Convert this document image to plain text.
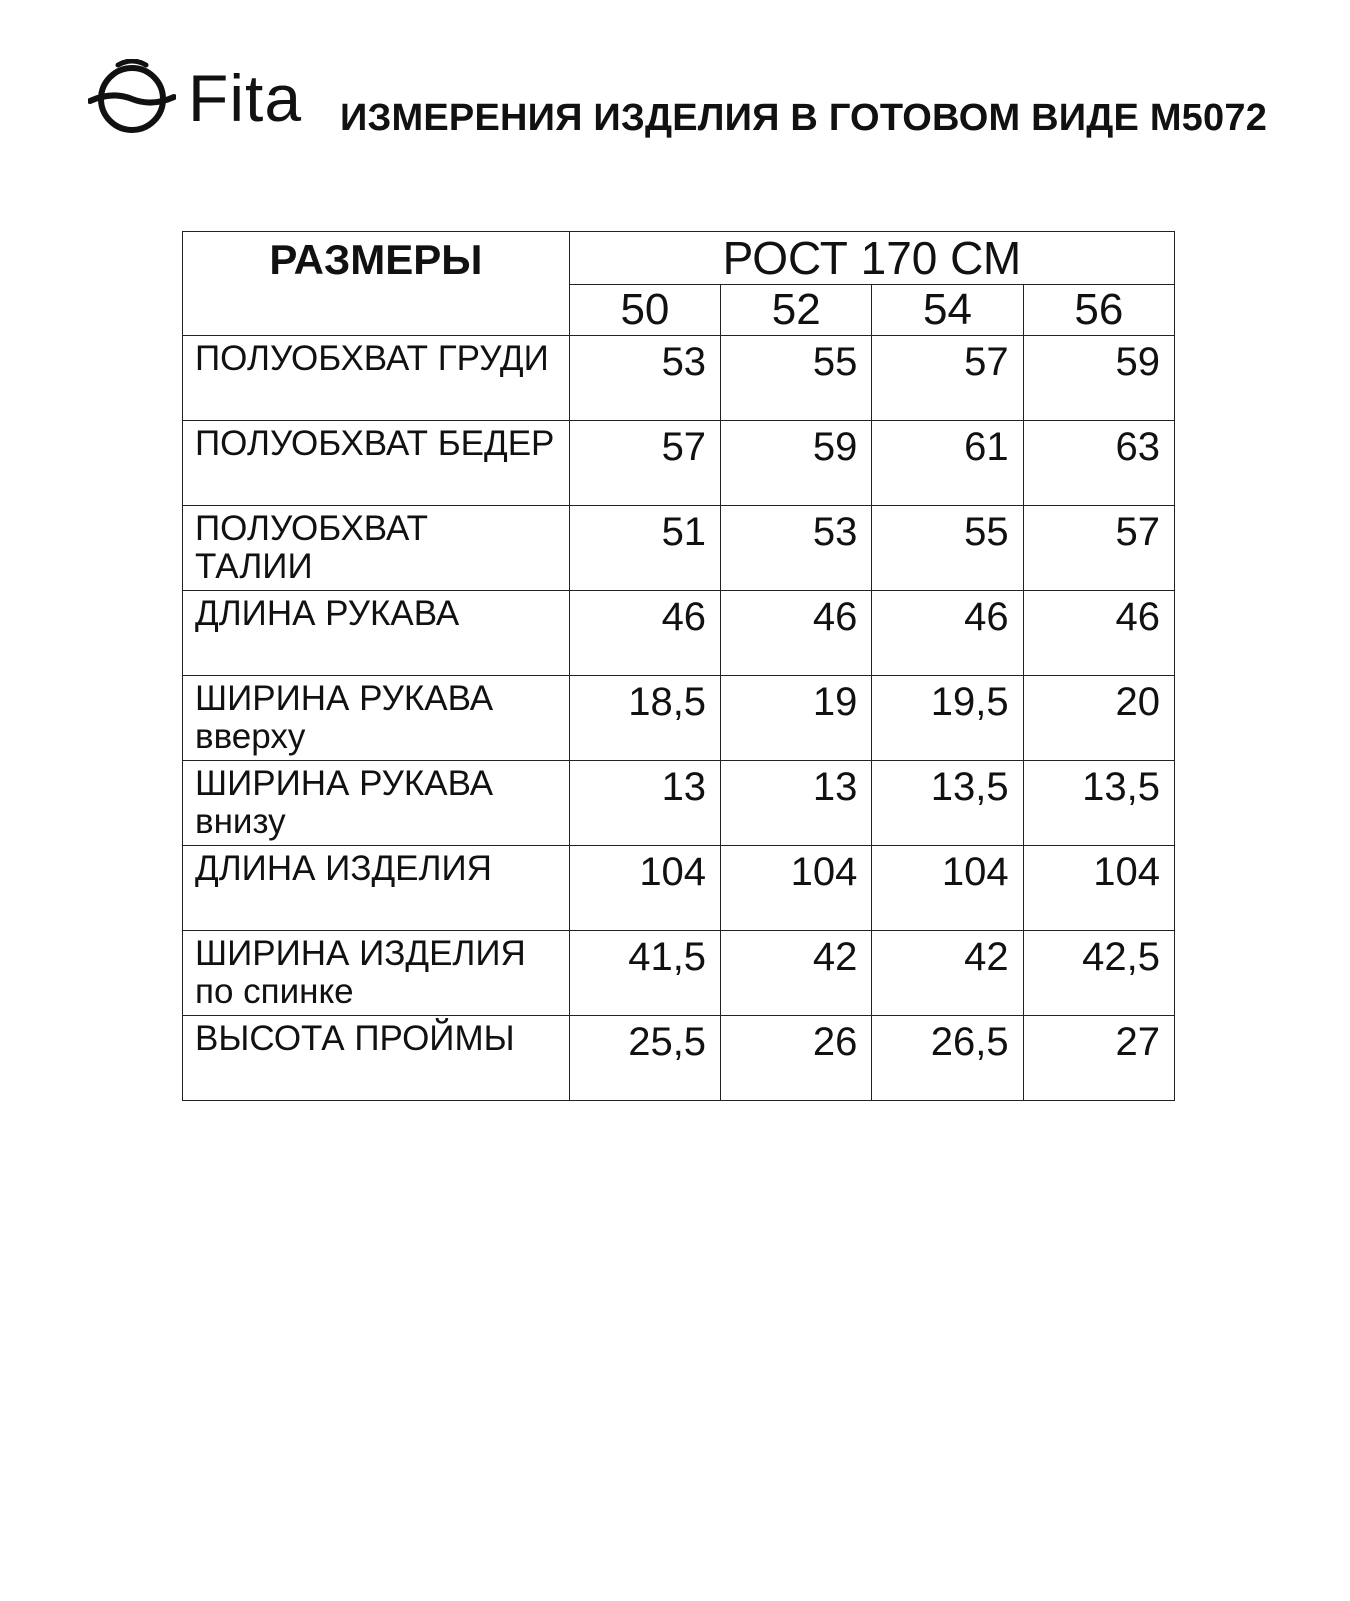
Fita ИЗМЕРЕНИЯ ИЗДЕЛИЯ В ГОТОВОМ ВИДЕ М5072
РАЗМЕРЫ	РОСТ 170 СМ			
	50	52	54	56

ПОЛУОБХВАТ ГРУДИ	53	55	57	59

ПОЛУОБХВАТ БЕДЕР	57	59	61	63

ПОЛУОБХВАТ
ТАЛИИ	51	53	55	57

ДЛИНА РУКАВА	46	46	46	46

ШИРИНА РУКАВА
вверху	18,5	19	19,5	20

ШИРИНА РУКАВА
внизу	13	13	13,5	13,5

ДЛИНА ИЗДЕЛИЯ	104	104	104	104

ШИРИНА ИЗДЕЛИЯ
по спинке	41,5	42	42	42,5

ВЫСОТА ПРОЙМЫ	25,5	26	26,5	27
• • • • • • •
**Task goal**
Your task is to repeat the material above exactly, without its pictures.

**Result below**
Convert this document image to plain text.
Fita ИЗМЕРЕНИЯ ИЗДЕЛИЯ В ГОТОВОМ ВИДЕ М5072
РАЗМЕРЫ	РОСТ 170 СМ			
	50	52	54	56

ПОЛУОБХВАТ ГРУДИ	53	55	57	59

ПОЛУОБХВАТ БЕДЕР	57	59	61	63

ПОЛУОБХВАТ
ТАЛИИ	51	53	55	57

ДЛИНА РУКАВА	46	46	46	46

ШИРИНА РУКАВА
вверху	18,5	19	19,5	20

ШИРИНА РУКАВА
внизу	13	13	13,5	13,5

ДЛИНА ИЗДЕЛИЯ	104	104	104	104

ШИРИНА ИЗДЕЛИЯ
по спинке	41,5	42	42	42,5

ВЫСОТА ПРОЙМЫ	25,5	26	26,5	27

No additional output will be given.